#### Exercise goal:
Retype the lines word for word, starting at the first line and ending at the line that contains "477, 579, 589]", with both of those lines included.

#### Exercise input:
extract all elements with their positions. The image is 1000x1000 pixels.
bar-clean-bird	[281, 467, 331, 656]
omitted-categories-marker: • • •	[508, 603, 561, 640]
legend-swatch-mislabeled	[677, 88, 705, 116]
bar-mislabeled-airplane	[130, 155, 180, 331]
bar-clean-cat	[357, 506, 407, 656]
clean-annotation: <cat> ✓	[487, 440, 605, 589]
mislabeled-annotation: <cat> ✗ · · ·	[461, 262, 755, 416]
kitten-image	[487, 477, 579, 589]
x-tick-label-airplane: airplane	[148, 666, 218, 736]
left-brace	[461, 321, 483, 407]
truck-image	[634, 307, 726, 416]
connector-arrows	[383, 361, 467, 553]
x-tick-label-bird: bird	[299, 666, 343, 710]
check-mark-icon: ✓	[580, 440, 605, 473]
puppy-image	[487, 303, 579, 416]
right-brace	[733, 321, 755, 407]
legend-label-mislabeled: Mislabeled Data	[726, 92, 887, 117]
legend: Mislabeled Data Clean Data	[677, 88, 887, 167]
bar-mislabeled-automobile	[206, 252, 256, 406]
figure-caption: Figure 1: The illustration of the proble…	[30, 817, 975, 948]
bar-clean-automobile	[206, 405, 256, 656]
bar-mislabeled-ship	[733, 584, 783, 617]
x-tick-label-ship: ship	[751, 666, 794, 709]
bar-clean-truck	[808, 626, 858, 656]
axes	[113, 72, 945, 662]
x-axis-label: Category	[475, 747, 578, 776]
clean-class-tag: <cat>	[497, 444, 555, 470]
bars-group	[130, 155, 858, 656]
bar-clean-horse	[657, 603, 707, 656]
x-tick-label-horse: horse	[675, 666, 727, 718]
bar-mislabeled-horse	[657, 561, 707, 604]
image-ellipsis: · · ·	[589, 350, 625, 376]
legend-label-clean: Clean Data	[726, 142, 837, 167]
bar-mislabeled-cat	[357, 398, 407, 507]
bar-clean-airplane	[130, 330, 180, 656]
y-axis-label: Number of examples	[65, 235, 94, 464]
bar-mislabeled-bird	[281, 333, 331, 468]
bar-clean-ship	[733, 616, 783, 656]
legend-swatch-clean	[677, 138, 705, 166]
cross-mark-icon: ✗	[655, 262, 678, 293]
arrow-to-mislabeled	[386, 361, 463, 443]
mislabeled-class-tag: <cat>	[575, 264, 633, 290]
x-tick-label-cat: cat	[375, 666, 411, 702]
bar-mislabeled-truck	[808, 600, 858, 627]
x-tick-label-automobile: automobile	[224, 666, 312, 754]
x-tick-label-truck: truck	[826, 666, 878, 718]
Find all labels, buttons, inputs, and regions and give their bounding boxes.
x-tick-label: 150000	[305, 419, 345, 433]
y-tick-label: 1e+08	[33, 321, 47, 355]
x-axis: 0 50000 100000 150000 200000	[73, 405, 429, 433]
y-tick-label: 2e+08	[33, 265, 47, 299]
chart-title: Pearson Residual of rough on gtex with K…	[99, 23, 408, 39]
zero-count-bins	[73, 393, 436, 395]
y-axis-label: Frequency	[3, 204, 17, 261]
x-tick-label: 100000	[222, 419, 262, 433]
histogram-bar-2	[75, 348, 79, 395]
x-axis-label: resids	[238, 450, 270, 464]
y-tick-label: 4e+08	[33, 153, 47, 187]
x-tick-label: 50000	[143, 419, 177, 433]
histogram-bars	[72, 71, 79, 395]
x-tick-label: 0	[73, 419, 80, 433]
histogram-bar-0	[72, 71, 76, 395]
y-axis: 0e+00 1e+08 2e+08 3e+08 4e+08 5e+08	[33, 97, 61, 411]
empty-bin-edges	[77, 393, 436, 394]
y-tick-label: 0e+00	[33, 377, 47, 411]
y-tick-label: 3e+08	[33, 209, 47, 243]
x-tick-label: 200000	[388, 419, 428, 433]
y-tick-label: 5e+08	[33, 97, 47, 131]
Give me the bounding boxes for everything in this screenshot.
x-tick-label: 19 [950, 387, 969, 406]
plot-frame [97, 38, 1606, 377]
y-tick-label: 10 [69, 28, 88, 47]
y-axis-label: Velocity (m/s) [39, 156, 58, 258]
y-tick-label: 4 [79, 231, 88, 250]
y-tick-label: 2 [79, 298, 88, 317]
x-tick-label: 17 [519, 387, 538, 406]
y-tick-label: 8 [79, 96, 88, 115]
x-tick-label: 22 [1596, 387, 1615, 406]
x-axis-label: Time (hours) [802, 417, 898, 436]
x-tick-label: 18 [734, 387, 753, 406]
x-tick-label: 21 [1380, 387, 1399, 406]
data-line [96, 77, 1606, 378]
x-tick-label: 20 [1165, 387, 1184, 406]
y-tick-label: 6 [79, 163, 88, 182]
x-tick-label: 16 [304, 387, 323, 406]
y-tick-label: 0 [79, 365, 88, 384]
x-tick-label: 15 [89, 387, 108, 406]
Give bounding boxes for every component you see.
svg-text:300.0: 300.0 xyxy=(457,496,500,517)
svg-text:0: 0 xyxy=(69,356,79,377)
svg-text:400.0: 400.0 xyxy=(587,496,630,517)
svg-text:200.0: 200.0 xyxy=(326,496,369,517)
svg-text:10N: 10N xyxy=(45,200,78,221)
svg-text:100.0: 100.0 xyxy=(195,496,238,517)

#### Solution to the problem:
extract all elements with their positions. The image is 1000x1000 pixels.
bar-clean-bird	[281, 467, 331, 656]
omitted-categories-marker: • • •	[508, 603, 561, 640]
legend-swatch-mislabeled	[677, 88, 705, 116]
bar-mislabeled-airplane	[130, 155, 180, 331]
bar-clean-cat	[357, 506, 407, 656]
clean-annotation: <cat> ✓	[487, 440, 605, 589]
mislabeled-annotation: <cat> ✗ · · ·	[461, 262, 755, 416]
kitten-image	[487, 477, 579, 589]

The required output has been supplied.